Information shown:
══════

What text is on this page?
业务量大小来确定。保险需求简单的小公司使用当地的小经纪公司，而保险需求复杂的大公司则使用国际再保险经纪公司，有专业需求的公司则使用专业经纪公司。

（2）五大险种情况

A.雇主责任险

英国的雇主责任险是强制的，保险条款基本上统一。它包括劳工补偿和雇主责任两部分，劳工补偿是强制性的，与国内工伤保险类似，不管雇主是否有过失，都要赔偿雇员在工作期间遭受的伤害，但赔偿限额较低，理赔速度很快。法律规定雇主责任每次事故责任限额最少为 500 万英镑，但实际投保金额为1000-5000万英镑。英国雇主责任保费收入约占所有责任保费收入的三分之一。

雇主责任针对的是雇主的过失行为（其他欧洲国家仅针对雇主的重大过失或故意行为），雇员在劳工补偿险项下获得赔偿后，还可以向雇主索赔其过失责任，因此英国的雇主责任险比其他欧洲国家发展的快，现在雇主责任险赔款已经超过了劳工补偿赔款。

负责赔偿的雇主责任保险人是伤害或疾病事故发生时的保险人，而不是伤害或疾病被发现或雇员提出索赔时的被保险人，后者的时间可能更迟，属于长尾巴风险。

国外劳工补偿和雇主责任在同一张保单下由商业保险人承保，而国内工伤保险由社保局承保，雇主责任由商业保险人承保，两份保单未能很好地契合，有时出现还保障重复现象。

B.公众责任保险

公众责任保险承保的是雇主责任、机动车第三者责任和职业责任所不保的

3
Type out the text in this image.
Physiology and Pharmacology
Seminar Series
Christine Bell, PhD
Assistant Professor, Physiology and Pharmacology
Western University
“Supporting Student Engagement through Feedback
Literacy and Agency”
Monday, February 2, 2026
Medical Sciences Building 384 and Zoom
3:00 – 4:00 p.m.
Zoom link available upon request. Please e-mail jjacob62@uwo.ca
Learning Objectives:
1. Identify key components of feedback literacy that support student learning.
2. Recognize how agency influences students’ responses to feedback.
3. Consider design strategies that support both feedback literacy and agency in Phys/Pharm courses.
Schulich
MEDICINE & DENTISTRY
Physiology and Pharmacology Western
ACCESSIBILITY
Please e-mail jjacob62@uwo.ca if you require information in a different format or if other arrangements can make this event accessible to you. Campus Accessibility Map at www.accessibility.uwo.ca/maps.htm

══════

Challenge: Transcribe every entry verbatim.

Task result:
What text is on this page?
业务量大小来确定。保险需求简单的小公司使用当地的小经纪公司，而保险需求复杂的大公司则使用国际再保险经纪公司，有专业需求的公司则使用专业经纪公司。

（2）五大险种情况

A.雇主责任险

英国的雇主责任险是强制的，保险条款基本上统一。它包括劳工补偿和雇主责任两部分，劳工补偿是强制性的，与国内工伤保险类似，不管雇主是否有过失，都要赔偿雇员在工作期间遭受的伤害，但赔偿限额较低，理赔速度很快。法律规定雇主责任每次事故责任限额最少为 500 万英镑，但实际投保金额为1000-5000万英镑。英国雇主责任保费收入约占所有责任保费收入的三分之一。

雇主责任针对的是雇主的过失行为（其他欧洲国家仅针对雇主的重大过失或故意行为），雇员在劳工补偿险项下获得赔偿后，还可以向雇主索赔其过失责任，因此英国的雇主责任险比其他欧洲国家发展的快，现在雇主责任险赔款已经超过了劳工补偿赔款。

负责赔偿的雇主责任保险人是伤害或疾病事故发生时的保险人，而不是伤害或疾病被发现或雇员提出索赔时的被保险人，后者的时间可能更迟，属于长尾巴风险。

国外劳工补偿和雇主责任在同一张保单下由商业保险人承保，而国内工伤保险由社保局承保，雇主责任由商业保险人承保，两份保单未能很好地契合，有时出现还保障重复现象。

B.公众责任保险

公众责任保险承保的是雇主责任、机动车第三者责任和职业责任所不保的

3
Type out the text in this image.
Physiology and Pharmacology
Seminar Series
Christine Bell, PhD
Assistant Professor, Physiology and Pharmacology
Western University
“Supporting Student Engagement through Feedback
Literacy and Agency”
Monday, February 2, 2026
Medical Sciences Building 384 and Zoom
3:00 – 4:00 p.m.
Zoom link available upon request. Please e-mail jjacob62@uwo.ca
Learning Objectives:
1. Identify key components of feedback literacy that support student learning.
2. Recognize how agency influences students’ responses to feedback.
3. Consider design strategies that support both feedback literacy and agency in Phys/Pharm courses.
Schulich
MEDICINE & DENTISTRY
Physiology and Pharmacology Western
ACCESSIBILITY
Please e-mail jjacob62@uwo.ca if you require information in a different format or if other arrangements can make this event accessible to you. Campus Accessibility Map at www.accessibility.uwo.ca/maps.htm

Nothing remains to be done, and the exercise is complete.